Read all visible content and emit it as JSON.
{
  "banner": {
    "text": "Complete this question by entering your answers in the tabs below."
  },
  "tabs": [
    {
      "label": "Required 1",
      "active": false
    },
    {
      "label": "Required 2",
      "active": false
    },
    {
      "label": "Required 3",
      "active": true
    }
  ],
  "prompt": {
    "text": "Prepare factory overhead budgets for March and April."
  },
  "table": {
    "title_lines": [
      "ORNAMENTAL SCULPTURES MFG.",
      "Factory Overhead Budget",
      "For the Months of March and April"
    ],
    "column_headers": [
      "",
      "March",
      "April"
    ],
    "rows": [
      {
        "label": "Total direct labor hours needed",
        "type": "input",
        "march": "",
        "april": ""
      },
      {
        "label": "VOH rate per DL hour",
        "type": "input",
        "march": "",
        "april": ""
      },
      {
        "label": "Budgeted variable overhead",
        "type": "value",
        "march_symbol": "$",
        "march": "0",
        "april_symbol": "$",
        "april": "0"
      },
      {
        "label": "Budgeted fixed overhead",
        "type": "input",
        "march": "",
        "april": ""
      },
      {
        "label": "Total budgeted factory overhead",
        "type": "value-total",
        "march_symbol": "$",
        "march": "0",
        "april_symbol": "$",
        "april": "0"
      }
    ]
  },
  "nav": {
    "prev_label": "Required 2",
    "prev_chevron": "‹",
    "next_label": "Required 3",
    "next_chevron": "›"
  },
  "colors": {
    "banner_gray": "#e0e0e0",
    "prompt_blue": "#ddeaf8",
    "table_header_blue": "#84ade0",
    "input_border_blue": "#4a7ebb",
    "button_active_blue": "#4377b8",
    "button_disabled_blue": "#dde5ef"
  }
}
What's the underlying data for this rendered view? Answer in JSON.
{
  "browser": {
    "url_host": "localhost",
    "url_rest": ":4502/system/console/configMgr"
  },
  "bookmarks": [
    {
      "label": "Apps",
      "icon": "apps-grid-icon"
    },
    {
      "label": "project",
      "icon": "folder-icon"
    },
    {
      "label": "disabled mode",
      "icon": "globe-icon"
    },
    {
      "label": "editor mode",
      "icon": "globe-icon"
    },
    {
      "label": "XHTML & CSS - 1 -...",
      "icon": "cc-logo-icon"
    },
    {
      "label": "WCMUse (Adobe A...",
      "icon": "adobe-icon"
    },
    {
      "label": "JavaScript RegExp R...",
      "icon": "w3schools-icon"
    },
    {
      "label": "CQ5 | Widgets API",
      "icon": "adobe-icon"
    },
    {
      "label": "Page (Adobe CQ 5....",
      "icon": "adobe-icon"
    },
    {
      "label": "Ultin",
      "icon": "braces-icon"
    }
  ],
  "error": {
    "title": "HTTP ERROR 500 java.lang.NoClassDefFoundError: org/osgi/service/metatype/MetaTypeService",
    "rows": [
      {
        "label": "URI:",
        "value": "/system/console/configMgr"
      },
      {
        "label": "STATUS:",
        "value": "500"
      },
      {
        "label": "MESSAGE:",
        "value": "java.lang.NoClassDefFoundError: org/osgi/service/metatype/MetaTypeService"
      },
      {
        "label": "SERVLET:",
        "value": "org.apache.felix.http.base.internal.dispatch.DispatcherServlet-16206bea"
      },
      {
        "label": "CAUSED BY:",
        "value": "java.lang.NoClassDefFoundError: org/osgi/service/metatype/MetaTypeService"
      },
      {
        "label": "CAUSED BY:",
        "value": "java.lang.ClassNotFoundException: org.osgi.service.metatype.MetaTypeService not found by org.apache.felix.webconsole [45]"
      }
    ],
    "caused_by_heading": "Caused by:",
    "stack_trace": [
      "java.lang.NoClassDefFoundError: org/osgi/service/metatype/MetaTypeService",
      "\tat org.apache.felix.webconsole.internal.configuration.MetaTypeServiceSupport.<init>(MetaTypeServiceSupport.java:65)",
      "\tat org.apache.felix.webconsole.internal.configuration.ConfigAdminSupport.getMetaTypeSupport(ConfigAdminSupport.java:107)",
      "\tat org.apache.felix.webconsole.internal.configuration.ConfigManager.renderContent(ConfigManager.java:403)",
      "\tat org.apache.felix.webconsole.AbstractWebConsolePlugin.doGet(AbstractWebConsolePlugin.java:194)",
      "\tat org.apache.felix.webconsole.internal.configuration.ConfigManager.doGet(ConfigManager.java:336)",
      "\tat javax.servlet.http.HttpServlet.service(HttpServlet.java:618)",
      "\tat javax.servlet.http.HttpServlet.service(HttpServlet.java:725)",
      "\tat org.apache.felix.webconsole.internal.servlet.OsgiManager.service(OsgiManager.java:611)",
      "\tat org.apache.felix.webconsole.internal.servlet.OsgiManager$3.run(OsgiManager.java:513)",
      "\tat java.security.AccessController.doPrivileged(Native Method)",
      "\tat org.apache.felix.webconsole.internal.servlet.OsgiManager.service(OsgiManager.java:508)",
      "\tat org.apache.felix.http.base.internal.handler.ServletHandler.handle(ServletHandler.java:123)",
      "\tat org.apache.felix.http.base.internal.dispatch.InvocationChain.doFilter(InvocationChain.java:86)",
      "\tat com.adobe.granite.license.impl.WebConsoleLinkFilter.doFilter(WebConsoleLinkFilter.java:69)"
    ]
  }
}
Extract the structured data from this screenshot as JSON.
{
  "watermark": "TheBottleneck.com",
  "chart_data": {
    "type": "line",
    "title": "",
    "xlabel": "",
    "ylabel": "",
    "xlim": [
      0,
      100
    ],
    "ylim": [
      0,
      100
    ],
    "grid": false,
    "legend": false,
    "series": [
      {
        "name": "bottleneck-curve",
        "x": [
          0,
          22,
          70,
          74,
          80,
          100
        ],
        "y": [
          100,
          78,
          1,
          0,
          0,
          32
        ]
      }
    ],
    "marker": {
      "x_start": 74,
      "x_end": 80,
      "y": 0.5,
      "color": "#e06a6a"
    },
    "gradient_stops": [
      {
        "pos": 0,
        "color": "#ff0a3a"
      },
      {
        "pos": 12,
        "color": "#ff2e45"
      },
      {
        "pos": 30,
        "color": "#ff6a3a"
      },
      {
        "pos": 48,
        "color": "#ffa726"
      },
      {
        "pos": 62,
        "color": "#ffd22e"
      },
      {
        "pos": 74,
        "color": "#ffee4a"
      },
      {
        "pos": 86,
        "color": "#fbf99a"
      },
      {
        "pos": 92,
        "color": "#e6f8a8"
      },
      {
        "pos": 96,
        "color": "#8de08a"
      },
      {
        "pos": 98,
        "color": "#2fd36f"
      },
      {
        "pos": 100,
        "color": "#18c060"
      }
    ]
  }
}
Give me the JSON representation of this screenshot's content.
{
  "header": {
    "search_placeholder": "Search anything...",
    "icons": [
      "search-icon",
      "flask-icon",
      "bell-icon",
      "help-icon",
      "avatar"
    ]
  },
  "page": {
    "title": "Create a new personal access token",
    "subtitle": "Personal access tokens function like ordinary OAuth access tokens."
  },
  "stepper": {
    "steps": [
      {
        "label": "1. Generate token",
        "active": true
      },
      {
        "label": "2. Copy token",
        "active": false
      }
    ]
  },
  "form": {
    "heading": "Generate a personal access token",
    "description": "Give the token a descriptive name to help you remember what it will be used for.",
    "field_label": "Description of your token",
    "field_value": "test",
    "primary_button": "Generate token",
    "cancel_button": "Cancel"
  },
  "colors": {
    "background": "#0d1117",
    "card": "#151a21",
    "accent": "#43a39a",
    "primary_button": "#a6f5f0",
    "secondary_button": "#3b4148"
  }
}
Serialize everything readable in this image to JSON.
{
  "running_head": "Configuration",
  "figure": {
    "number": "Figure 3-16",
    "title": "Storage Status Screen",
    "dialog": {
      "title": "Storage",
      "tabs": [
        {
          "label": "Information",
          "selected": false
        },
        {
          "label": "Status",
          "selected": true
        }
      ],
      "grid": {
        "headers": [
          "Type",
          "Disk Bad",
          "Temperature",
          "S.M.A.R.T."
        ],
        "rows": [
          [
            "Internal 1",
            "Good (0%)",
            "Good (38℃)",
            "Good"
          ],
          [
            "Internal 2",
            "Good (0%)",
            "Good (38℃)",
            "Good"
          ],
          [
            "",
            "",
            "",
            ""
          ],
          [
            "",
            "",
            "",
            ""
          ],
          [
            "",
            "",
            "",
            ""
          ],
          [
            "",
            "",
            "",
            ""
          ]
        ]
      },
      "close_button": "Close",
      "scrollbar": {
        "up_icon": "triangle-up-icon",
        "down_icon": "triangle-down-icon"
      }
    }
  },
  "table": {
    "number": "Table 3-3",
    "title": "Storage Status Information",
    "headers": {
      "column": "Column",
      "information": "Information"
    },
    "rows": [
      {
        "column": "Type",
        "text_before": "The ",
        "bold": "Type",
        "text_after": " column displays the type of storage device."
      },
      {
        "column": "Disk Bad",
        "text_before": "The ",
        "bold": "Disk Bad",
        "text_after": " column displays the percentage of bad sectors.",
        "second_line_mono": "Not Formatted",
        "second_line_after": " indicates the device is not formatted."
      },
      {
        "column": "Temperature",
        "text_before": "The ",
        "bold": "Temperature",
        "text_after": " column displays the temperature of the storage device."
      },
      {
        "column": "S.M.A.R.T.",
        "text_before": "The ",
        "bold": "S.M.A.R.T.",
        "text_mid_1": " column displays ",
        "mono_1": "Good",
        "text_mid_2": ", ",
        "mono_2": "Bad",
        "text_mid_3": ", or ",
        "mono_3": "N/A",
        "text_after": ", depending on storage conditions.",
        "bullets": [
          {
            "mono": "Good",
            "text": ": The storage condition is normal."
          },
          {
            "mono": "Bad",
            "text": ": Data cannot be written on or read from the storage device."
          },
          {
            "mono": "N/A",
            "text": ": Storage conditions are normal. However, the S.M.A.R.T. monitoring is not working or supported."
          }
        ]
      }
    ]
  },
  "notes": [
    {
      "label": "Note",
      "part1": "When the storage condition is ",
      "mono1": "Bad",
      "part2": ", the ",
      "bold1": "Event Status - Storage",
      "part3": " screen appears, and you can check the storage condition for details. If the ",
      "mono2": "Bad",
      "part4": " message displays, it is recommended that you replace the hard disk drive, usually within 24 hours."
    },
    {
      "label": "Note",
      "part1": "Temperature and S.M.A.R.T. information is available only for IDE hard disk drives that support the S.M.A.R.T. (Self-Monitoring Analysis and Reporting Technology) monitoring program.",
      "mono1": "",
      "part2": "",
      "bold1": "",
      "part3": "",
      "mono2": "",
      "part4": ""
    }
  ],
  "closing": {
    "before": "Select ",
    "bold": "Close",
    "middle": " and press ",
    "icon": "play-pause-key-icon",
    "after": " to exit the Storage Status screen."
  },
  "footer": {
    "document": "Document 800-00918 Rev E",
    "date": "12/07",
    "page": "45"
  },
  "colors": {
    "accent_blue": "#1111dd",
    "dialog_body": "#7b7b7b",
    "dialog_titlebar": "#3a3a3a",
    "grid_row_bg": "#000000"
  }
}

++++++++

Select all lines in the listing above where the word "conditions" appears, and show them.

        "text_after": ", depending on storage conditions.",
            "text": ": Storage conditions are normal. However, the S.M.A.R.T. monitoring is not working or supported."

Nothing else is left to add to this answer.